- **Aim**
Count every line in the data below where "screenshot" occurs, then state that number and nothing more.

- **Extracted records**
***

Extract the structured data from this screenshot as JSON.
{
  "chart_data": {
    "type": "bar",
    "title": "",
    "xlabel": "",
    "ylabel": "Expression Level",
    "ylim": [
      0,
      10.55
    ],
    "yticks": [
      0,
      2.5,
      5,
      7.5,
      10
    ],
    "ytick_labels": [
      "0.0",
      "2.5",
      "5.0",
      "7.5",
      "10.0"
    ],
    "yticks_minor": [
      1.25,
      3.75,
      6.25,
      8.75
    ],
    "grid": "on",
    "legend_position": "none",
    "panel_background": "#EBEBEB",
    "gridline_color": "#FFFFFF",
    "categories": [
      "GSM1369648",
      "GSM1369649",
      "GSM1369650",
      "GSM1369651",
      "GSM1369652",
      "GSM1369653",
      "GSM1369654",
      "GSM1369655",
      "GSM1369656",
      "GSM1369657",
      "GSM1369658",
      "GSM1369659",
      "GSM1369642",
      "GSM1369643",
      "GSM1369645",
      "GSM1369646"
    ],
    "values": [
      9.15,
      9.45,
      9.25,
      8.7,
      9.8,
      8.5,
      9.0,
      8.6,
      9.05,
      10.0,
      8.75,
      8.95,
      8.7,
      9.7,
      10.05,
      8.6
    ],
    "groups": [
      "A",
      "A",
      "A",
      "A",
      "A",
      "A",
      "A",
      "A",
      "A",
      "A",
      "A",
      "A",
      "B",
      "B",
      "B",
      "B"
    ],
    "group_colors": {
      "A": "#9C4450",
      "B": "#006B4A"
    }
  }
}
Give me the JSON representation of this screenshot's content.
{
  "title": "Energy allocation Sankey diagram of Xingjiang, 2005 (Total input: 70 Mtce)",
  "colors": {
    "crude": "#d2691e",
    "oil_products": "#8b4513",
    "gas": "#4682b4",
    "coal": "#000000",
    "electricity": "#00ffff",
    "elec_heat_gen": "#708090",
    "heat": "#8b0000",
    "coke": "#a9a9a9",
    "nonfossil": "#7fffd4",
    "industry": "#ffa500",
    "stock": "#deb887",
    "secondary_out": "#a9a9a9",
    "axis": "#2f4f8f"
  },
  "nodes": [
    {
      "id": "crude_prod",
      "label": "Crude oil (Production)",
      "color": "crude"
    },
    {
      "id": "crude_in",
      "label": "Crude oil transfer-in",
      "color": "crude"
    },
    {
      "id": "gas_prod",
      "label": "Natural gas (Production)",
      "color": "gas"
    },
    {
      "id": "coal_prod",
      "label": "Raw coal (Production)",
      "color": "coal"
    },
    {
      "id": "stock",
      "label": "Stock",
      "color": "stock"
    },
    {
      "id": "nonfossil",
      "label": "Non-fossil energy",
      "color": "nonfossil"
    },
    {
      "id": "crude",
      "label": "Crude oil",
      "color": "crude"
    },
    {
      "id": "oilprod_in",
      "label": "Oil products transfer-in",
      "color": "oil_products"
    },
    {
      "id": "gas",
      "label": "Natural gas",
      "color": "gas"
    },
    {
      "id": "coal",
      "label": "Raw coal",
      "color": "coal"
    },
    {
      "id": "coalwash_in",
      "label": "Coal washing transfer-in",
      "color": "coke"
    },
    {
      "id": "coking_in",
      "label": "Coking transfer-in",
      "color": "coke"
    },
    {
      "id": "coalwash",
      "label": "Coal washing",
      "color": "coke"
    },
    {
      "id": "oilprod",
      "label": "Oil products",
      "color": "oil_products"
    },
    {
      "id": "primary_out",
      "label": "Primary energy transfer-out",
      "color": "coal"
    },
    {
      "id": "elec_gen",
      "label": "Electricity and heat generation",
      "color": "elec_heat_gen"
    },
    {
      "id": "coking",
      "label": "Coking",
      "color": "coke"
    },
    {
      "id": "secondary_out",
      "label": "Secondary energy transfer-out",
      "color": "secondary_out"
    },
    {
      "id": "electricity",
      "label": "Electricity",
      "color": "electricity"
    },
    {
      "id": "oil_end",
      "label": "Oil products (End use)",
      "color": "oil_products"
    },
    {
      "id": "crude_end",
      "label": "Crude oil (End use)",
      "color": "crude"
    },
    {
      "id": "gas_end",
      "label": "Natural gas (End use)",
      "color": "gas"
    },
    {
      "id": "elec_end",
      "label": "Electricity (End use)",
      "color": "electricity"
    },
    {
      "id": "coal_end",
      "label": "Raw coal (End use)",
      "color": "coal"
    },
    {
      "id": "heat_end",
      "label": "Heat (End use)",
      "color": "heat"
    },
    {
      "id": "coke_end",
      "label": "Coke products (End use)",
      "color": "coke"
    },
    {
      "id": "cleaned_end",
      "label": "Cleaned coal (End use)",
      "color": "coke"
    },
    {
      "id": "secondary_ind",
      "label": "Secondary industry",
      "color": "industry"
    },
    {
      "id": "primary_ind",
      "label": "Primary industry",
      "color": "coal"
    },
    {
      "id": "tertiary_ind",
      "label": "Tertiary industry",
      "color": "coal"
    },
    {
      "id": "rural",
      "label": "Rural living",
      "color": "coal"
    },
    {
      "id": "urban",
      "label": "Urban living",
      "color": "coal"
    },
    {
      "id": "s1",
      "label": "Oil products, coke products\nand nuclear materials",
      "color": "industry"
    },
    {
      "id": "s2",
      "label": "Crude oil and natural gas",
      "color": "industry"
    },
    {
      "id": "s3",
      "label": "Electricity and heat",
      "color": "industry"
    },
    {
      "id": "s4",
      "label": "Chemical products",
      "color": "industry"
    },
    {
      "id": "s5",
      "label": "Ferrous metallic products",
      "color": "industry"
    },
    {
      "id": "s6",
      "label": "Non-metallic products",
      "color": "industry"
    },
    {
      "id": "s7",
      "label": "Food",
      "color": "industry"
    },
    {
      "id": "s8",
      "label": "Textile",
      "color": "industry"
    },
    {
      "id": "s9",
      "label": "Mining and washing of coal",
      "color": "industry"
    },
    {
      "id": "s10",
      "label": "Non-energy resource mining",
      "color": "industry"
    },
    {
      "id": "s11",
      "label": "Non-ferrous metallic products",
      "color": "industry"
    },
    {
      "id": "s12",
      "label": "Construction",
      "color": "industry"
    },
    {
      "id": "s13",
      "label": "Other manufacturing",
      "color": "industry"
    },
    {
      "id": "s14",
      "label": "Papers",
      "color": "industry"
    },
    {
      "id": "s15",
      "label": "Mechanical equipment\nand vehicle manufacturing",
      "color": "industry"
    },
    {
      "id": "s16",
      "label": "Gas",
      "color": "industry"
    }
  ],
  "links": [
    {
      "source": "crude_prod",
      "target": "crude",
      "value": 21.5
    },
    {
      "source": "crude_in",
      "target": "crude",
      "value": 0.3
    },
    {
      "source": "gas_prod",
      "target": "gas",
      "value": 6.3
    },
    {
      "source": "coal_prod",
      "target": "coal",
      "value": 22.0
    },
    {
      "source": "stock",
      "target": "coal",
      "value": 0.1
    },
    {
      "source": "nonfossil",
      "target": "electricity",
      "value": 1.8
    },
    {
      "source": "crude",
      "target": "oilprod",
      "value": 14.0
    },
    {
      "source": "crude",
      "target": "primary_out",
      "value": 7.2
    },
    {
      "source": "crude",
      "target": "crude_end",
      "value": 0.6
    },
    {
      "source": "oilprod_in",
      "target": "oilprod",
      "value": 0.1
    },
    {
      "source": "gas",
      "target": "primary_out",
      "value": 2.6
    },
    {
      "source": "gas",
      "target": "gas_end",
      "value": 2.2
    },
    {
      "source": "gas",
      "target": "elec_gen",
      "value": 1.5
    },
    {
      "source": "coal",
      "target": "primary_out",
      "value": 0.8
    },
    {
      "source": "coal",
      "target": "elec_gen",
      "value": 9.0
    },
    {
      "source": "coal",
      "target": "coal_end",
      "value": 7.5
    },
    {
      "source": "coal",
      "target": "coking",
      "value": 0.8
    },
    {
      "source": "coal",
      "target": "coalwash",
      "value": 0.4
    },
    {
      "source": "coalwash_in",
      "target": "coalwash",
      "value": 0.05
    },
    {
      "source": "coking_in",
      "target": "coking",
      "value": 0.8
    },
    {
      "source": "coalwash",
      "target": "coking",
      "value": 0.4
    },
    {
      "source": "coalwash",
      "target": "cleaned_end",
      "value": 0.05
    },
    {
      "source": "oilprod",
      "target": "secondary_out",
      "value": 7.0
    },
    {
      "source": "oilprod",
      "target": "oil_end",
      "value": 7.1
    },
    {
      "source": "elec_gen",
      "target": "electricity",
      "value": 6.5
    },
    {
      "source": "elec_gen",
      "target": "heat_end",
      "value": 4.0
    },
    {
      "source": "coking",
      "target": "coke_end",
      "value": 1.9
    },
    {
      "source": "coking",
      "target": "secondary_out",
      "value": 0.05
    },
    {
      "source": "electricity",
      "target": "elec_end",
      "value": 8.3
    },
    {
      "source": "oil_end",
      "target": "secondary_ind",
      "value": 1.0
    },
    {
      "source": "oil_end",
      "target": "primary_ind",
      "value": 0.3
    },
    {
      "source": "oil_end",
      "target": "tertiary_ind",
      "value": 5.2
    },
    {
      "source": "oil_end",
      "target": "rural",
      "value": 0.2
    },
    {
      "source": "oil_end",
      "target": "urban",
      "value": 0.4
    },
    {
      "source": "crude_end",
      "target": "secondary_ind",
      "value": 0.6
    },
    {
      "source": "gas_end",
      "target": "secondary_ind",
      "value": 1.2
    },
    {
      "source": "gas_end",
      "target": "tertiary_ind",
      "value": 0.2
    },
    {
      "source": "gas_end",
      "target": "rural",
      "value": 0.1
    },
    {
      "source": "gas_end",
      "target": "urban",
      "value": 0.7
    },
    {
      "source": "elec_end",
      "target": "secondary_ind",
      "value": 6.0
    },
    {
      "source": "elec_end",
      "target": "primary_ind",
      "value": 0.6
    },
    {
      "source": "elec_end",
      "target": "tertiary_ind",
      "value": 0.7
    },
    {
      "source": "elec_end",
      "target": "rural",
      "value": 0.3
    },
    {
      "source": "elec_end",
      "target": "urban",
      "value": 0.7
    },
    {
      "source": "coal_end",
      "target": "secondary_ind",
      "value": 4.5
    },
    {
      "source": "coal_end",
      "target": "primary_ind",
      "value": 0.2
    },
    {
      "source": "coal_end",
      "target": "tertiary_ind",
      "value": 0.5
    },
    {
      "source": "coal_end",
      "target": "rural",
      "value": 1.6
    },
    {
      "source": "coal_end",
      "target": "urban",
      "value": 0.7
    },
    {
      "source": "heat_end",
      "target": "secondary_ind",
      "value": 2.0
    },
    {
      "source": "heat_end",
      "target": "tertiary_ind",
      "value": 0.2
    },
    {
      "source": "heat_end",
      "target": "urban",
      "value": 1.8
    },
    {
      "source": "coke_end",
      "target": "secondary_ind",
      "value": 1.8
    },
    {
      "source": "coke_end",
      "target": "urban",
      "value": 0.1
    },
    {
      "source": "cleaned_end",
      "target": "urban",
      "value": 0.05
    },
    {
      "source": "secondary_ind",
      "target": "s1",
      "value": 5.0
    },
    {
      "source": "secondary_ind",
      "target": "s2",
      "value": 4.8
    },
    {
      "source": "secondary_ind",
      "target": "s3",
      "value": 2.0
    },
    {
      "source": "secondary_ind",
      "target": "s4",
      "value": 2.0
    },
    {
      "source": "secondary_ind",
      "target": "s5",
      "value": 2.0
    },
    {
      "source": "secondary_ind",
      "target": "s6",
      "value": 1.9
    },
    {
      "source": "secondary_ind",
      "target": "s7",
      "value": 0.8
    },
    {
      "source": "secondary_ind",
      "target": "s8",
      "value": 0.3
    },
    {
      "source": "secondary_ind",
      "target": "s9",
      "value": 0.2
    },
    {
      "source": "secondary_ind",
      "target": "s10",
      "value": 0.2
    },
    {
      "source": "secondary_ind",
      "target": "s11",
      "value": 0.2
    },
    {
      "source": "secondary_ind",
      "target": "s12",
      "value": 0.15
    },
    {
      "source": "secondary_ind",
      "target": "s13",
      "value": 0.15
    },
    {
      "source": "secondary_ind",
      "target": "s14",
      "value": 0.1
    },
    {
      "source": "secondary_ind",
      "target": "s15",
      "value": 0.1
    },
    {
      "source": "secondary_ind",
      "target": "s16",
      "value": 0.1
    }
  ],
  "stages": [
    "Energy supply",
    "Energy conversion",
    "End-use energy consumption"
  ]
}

***

- **Problem solution**
2